#### [Text passage]
-*-*-
The International Monetary Fund (IMF) management has approved a supervised economic reform plan for Zimbabwe which will establish a track record of policy reforms as the country escalates re-engagement with the Bretton Woods institutions.
Zimbabwe’s re-engagement with the international community is held back by Harare’s failure to settle overdue obligations to the international financial institutions.
The country’s external debt arrears amount to about US$5,6bn which is split between multilateral creditors (US$2,2bn), the Paris Club (US$2,7bn) and non-Paris Club creditors (US$700m).
The resolution to Zimbabwe’s debt arrears of US$5,6bn requires the country clearing first, and simultaneously, its arrears to the African Development Bank (US$680m), World Bank (US$1,4bn) and US$308m to the European Investment Bank.
IMF’s resident representative to Zimbabwe Patrick Imam said the global lender’s management had approved the economic reform plan which aims to create a track record for challenged economies and should be viewed as a spring board for a deeper IMF engagement down the road that could include a financial support.
“Yes, the SMP was formally approved by our management a fortnight ago. The SMP runs until March next year,” Imam told Business Times.
The Staff Monitored Programme (SMP)—an informal agreement between country authorities and IMF staff to monitor the implementation of the authorities’ economic reform programme—is an informal agreement between country authorities and IMF staff to monitor the implementation of the authorities’ economic reform programme and do
not entail financial assistance or endorsement by the IMF Executive Board.
He said the economic reform plan aims to buttress the Transitional Stabilisation Programme for 2018-20, by stabilising the economy and unlocking Zimbabwe’s economic growth potential.
“The focus is on fiscal consolidation, monetary and exchange rate reforms, as well as structural reforms such as improving the governance and functioning of State-Owned Enterprises. In addition, the SMP will pay close attention to governance reforms,” Imam said.
-*-*-
#### [Listed records]
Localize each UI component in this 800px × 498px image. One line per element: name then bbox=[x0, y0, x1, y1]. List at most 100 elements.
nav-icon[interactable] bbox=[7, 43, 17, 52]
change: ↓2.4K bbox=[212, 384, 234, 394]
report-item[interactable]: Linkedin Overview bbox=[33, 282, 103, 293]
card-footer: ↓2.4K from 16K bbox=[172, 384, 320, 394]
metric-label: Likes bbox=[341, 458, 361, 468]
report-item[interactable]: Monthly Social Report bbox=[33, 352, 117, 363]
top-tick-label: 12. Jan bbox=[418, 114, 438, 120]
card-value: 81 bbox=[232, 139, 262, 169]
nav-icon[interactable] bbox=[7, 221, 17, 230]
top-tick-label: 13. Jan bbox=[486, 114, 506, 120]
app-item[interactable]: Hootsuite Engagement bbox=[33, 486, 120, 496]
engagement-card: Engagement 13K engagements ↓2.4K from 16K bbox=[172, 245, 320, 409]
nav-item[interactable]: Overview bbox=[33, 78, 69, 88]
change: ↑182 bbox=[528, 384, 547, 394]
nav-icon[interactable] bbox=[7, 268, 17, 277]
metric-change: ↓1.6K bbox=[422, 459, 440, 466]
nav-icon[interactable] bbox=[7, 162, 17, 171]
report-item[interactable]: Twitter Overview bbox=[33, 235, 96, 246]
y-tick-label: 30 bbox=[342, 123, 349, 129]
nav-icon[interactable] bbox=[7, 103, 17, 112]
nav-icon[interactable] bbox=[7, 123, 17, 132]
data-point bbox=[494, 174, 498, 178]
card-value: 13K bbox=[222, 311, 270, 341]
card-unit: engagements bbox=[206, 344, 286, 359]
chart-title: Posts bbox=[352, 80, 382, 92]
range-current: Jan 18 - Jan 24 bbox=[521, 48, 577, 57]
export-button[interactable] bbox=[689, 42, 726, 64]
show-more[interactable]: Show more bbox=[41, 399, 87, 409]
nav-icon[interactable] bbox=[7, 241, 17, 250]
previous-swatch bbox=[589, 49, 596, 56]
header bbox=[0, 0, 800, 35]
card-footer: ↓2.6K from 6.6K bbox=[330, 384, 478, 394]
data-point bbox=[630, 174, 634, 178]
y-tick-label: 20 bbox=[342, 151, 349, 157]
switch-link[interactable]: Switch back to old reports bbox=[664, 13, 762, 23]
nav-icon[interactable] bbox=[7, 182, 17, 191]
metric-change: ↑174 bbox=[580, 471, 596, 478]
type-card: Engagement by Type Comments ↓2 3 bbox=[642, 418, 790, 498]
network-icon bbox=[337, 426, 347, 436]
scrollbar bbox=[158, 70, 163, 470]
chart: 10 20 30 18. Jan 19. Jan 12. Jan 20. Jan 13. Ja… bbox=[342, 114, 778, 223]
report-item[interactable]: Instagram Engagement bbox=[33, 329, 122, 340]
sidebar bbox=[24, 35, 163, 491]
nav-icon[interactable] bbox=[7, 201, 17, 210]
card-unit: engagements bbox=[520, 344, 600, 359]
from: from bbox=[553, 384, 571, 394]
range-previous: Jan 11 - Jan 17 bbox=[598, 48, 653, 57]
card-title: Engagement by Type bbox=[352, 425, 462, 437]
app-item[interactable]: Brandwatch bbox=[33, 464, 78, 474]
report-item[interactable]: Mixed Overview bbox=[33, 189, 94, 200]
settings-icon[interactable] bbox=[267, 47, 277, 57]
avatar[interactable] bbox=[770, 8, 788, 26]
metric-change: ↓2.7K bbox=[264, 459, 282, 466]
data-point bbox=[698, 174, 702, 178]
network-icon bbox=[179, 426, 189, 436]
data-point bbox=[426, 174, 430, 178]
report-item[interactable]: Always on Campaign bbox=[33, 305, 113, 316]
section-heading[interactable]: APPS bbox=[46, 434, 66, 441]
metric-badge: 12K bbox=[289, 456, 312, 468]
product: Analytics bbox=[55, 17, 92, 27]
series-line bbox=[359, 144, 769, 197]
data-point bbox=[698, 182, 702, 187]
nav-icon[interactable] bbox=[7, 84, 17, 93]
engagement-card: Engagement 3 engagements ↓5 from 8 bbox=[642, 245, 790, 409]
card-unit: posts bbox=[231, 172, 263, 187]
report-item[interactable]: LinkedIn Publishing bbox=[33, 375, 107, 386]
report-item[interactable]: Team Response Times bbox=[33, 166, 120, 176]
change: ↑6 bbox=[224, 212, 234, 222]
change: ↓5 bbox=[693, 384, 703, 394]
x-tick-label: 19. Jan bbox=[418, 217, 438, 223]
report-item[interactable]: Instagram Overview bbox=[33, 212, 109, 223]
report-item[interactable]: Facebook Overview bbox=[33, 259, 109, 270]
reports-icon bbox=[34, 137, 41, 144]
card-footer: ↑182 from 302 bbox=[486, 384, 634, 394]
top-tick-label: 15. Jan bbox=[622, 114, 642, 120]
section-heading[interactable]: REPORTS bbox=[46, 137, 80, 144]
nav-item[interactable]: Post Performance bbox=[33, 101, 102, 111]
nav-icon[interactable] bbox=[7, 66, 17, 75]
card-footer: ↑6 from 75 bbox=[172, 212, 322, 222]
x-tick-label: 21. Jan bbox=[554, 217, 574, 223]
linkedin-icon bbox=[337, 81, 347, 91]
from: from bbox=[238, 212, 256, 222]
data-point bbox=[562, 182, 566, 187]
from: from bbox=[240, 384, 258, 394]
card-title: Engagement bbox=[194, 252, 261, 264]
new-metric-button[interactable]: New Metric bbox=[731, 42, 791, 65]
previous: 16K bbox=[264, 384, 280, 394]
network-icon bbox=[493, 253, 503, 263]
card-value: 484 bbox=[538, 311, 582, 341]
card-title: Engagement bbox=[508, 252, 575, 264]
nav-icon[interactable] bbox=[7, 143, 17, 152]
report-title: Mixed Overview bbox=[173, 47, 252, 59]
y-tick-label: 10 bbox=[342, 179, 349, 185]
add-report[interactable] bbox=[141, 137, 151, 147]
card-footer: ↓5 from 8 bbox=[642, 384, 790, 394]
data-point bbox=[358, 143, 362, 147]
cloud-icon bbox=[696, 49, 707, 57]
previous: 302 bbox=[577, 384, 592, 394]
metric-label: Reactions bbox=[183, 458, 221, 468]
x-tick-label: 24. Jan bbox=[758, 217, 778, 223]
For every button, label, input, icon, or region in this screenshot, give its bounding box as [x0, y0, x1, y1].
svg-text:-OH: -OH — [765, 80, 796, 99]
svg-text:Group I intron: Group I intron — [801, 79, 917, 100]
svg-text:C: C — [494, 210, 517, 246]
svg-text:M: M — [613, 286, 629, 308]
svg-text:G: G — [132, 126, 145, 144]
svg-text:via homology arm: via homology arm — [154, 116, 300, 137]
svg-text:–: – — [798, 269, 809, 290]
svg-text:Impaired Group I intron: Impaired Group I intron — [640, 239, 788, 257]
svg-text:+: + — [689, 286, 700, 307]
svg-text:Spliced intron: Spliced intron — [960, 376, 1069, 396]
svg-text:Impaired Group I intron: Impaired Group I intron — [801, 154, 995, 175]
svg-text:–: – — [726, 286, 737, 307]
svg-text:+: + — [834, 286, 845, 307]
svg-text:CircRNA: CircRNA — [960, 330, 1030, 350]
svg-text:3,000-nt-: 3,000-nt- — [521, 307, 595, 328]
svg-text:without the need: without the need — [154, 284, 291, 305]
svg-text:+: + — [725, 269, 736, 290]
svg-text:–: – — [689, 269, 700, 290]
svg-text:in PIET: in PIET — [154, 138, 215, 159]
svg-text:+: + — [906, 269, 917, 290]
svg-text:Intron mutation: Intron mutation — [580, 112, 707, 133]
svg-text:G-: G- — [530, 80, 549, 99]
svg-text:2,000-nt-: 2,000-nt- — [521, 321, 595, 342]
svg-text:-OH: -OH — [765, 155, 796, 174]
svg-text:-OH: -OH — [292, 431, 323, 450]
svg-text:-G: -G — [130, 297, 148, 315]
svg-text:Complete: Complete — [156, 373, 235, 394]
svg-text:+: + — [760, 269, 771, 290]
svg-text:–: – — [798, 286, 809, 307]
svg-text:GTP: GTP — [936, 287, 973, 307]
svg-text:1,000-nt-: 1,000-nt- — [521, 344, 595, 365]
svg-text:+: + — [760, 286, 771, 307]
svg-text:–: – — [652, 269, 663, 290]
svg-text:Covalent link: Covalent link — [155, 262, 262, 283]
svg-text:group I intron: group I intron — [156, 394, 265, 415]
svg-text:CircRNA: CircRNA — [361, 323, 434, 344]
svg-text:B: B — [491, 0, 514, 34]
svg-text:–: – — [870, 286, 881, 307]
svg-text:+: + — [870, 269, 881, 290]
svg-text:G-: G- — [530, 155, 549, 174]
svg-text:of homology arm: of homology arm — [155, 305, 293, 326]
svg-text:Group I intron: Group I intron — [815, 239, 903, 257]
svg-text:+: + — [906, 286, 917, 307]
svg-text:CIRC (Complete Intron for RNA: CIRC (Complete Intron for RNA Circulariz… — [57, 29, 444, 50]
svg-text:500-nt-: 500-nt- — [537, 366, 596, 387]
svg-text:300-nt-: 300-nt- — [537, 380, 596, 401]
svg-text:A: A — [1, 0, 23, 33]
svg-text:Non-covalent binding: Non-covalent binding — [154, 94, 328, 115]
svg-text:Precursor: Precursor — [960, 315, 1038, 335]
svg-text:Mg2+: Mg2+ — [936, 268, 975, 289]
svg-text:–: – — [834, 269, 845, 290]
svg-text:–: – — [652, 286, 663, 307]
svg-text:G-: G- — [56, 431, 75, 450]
-*-*-
#### [Problem set]
1. Decide whether each statement below agrees with the article on Zimbabwe and the IMF. For each, answer yes or no and quote the words of the article that settle it.
(a) The Staff Monitored Programme runs until March next year.
(b) Zimbabwe's arrears to the Paris Club amount to US$2,2bn.
(c) Zimbabwe owes the World Bank US$1,4bn in arrears.
2. Reproduce word for word the part of the article on Zimbabwe and the IMF between "He said the" and "economic growth potential.", inclusive.

#### [Answer section]
1.
(a) Yes: "The SMP runs until March next year"
(b) No: "the Paris Club (US$2,7bn)"
(c) Yes: "World Bank (US$1,4bn)"

2.
He said the economic reform plan aims to buttress the Transitional Stabilisation Programme for 2018-20, by stabilising the economy and unlocking Zimbabwe’s economic growth potential.